*DATA IN THIS EXERCISE*.

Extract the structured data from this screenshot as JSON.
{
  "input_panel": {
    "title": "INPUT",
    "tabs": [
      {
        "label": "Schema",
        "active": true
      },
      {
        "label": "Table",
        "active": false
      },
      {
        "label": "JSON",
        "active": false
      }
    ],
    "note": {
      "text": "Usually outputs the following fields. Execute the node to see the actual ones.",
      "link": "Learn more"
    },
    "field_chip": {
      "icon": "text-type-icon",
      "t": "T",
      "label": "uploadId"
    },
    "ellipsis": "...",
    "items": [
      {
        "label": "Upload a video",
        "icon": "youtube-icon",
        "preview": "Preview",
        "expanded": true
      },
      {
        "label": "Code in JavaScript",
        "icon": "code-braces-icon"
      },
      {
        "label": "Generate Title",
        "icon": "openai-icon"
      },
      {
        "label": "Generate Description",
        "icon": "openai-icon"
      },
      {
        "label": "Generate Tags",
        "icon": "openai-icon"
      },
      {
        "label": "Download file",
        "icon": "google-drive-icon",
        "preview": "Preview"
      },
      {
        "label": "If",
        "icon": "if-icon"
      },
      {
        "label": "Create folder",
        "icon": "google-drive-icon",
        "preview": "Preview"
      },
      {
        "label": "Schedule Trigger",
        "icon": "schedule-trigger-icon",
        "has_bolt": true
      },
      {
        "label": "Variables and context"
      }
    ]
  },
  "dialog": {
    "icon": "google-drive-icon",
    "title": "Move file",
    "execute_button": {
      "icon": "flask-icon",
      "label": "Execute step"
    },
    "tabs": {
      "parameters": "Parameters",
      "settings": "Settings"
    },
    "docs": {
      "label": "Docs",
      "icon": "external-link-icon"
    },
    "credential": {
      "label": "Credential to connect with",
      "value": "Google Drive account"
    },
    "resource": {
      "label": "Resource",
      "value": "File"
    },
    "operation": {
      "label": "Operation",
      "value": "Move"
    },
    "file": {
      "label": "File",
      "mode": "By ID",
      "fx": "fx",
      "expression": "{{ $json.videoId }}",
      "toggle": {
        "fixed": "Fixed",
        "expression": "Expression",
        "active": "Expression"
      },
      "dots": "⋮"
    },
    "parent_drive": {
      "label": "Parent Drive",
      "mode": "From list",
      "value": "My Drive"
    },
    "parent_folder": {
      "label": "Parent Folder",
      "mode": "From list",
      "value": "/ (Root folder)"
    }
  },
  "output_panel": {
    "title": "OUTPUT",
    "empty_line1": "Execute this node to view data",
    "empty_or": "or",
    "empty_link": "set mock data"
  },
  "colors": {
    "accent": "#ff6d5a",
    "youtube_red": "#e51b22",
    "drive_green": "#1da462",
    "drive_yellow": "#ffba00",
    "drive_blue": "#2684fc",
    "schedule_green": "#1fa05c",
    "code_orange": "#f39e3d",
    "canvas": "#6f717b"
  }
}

*GOAL OF THE EXERCISE*. All of the lines above need to be given again exactly.

*RESPONSE FOR THIS EXERCISE*.
Extract the structured data from this screenshot as JSON.
{
  "input_panel": {
    "title": "INPUT",
    "tabs": [
      {
        "label": "Schema",
        "active": true
      },
      {
        "label": "Table",
        "active": false
      },
      {
        "label": "JSON",
        "active": false
      }
    ],
    "note": {
      "text": "Usually outputs the following fields. Execute the node to see the actual ones.",
      "link": "Learn more"
    },
    "field_chip": {
      "icon": "text-type-icon",
      "t": "T",
      "label": "uploadId"
    },
    "ellipsis": "...",
    "items": [
      {
        "label": "Upload a video",
        "icon": "youtube-icon",
        "preview": "Preview",
        "expanded": true
      },
      {
        "label": "Code in JavaScript",
        "icon": "code-braces-icon"
      },
      {
        "label": "Generate Title",
        "icon": "openai-icon"
      },
      {
        "label": "Generate Description",
        "icon": "openai-icon"
      },
      {
        "label": "Generate Tags",
        "icon": "openai-icon"
      },
      {
        "label": "Download file",
        "icon": "google-drive-icon",
        "preview": "Preview"
      },
      {
        "label": "If",
        "icon": "if-icon"
      },
      {
        "label": "Create folder",
        "icon": "google-drive-icon",
        "preview": "Preview"
      },
      {
        "label": "Schedule Trigger",
        "icon": "schedule-trigger-icon",
        "has_bolt": true
      },
      {
        "label": "Variables and context"
      }
    ]
  },
  "dialog": {
    "icon": "google-drive-icon",
    "title": "Move file",
    "execute_button": {
      "icon": "flask-icon",
      "label": "Execute step"
    },
    "tabs": {
      "parameters": "Parameters",
      "settings": "Settings"
    },
    "docs": {
      "label": "Docs",
      "icon": "external-link-icon"
    },
    "credential": {
      "label": "Credential to connect with",
      "value": "Google Drive account"
    },
    "resource": {
      "label": "Resource",
      "value": "File"
    },
    "operation": {
      "label": "Operation",
      "value": "Move"
    },
    "file": {
      "label": "File",
      "mode": "By ID",
      "fx": "fx",
      "expression": "{{ $json.videoId }}",
      "toggle": {
        "fixed": "Fixed",
        "expression": "Expression",
        "active": "Expression"
      },
      "dots": "⋮"
    },
    "parent_drive": {
      "label": "Parent Drive",
      "mode": "From list",
      "value": "My Drive"
    },
    "parent_folder": {
      "label": "Parent Folder",
      "mode": "From list",
      "value": "/ (Root folder)"
    }
  },
  "output_panel": {
    "title": "OUTPUT",
    "empty_line1": "Execute this node to view data",
    "empty_or": "or",
    "empty_link": "set mock data"
  },
  "colors": {
    "accent": "#ff6d5a",
    "youtube_red": "#e51b22",
    "drive_green": "#1da462",
    "drive_yellow": "#ffba00",
    "drive_blue": "#2684fc",
    "schedule_green": "#1fa05c",
    "code_orange": "#f39e3d",
    "canvas": "#6f717b"
  }
}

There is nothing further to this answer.